■ **Given task**: Without the pictures, set down every line of the data exactly.

■ **Raw records**:

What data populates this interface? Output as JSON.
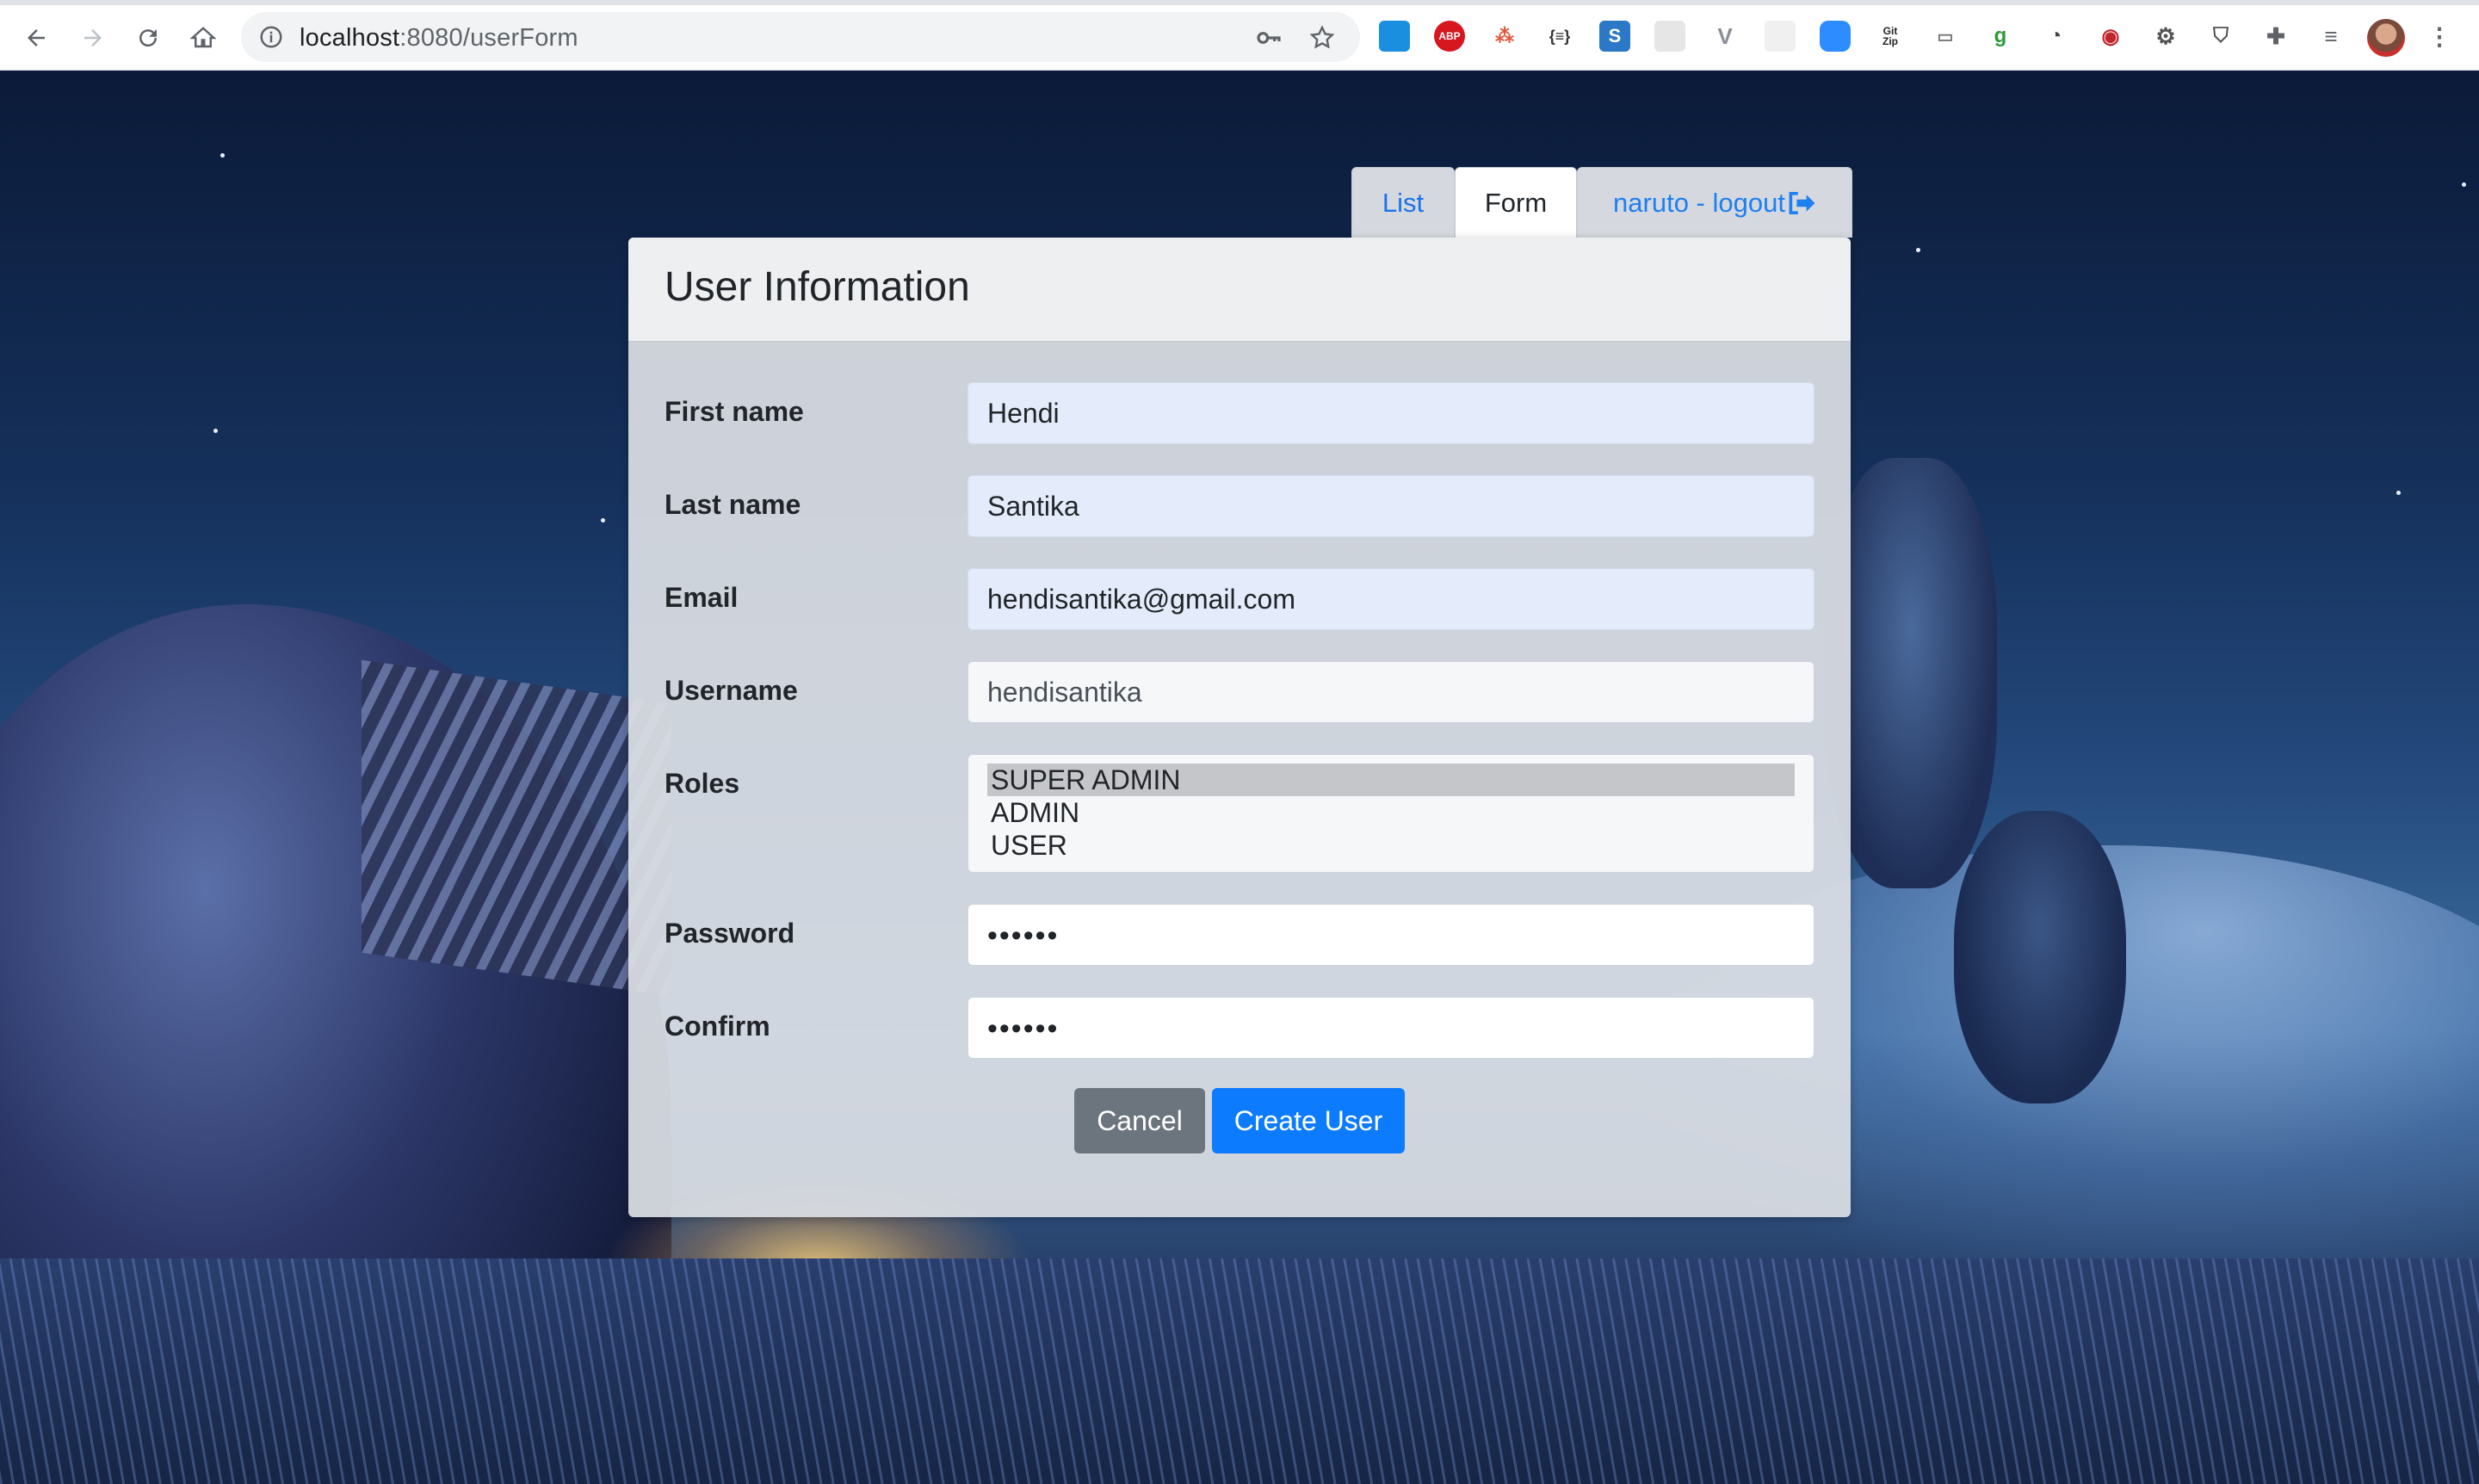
{
  "browser": {
    "url_host": "localhost",
    "url_path": ":8080/userForm"
  },
  "tabs": {
    "list_label": "List",
    "form_label": "Form",
    "logout_label": "naruto - logout"
  },
  "card": {
    "title": "User Information"
  },
  "form": {
    "first_name_label": "First name",
    "first_name_value": "Hendi",
    "last_name_label": "Last name",
    "last_name_value": "Santika",
    "email_label": "Email",
    "email_value": "hendisantika@gmail.com",
    "username_label": "Username",
    "username_value": "hendisantika",
    "roles_label": "Roles",
    "roles_options": [
      "SUPER ADMIN",
      "ADMIN",
      "USER"
    ],
    "roles_selected": "SUPER ADMIN",
    "password_label": "Password",
    "password_mask": "••••••",
    "confirm_label": "Confirm",
    "confirm_mask": "••••••",
    "cancel_label": "Cancel",
    "create_label": "Create User"
  },
  "colors": {
    "link_blue": "#1a73e8",
    "primary_button": "#0d7bfd",
    "secondary_button": "#6c757d"
  },
  "icons": {
    "logout": "sign-out-icon",
    "info": "info-icon",
    "key": "key-icon",
    "star": "star-icon"
  }
}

■ **Written answer**:
What data populates this interface? Output as JSON.
{
  "browser": {
    "url_host": "localhost",
    "url_path": ":8080/userForm"
  },
  "tabs": {
    "list_label": "List",
    "form_label": "Form",
    "logout_label": "naruto - logout"
  },
  "card": {
    "title": "User Information"
  },
  "form": {
    "first_name_label": "First name",
    "first_name_value": "Hendi",
    "last_name_label": "Last name",
    "last_name_value": "Santika",
    "email_label": "Email",
    "email_value": "hendisantika@gmail.com",
    "username_label": "Username",
    "username_value": "hendisantika",
    "roles_label": "Roles",
    "roles_options": [
      "SUPER ADMIN",
      "ADMIN",
      "USER"
    ],
    "roles_selected": "SUPER ADMIN",
    "password_label": "Password",
    "password_mask": "••••••",
    "confirm_label": "Confirm",
    "confirm_mask": "••••••",
    "cancel_label": "Cancel",
    "create_label": "Create User"
  },
  "colors": {
    "link_blue": "#1a73e8",
    "primary_button": "#0d7bfd",
    "secondary_button": "#6c757d"
  },
  "icons": {
    "logout": "sign-out-icon",
    "info": "info-icon",
    "key": "key-icon",
    "star": "star-icon"
  }
}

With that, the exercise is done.